* _EXERCISE INSTRUCTIONS_
Retype precisely the section of the data that starts at the line containing "Parse this screenshot: output" and runs to its final line, ends included.

* _INFORMATION GIVEN_
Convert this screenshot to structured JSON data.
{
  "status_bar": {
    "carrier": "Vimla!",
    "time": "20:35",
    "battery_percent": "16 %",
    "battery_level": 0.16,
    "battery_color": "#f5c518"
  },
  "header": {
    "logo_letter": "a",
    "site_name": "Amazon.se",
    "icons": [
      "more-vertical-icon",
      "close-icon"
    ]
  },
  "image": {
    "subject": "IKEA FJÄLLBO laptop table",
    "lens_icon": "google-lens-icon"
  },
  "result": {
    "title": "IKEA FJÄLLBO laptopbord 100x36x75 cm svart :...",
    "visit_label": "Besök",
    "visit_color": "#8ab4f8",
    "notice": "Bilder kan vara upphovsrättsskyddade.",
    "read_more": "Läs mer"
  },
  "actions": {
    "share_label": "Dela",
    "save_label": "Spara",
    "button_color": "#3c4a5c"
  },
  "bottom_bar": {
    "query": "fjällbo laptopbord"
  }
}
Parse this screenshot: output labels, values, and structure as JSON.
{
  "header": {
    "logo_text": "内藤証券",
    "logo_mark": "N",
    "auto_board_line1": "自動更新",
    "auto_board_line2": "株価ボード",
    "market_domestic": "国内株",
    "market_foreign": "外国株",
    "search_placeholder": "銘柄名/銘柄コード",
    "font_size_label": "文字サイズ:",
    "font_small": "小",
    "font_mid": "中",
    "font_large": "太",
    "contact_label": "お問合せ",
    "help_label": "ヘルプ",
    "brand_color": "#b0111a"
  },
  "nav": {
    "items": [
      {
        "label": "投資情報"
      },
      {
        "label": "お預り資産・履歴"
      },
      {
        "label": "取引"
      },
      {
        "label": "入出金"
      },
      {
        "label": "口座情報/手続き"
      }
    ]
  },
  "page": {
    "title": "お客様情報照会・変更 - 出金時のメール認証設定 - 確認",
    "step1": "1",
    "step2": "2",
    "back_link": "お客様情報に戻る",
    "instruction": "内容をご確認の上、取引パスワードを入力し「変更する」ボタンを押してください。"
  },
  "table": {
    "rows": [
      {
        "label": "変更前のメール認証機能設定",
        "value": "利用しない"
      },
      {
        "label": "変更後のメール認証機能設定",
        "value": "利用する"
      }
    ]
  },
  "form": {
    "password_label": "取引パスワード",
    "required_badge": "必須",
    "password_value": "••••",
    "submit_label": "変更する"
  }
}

* _PROBLEM SOLUTION_
Parse this screenshot: output labels, values, and structure as JSON.
{
  "header": {
    "logo_text": "内藤証券",
    "logo_mark": "N",
    "auto_board_line1": "自動更新",
    "auto_board_line2": "株価ボード",
    "market_domestic": "国内株",
    "market_foreign": "外国株",
    "search_placeholder": "銘柄名/銘柄コード",
    "font_size_label": "文字サイズ:",
    "font_small": "小",
    "font_mid": "中",
    "font_large": "太",
    "contact_label": "お問合せ",
    "help_label": "ヘルプ",
    "brand_color": "#b0111a"
  },
  "nav": {
    "items": [
      {
        "label": "投資情報"
      },
      {
        "label": "お預り資産・履歴"
      },
      {
        "label": "取引"
      },
      {
        "label": "入出金"
      },
      {
        "label": "口座情報/手続き"
      }
    ]
  },
  "page": {
    "title": "お客様情報照会・変更 - 出金時のメール認証設定 - 確認",
    "step1": "1",
    "step2": "2",
    "back_link": "お客様情報に戻る",
    "instruction": "内容をご確認の上、取引パスワードを入力し「変更する」ボタンを押してください。"
  },
  "table": {
    "rows": [
      {
        "label": "変更前のメール認証機能設定",
        "value": "利用しない"
      },
      {
        "label": "変更後のメール認証機能設定",
        "value": "利用する"
      }
    ]
  },
  "form": {
    "password_label": "取引パスワード",
    "required_badge": "必須",
    "password_value": "••••",
    "submit_label": "変更する"
  }
}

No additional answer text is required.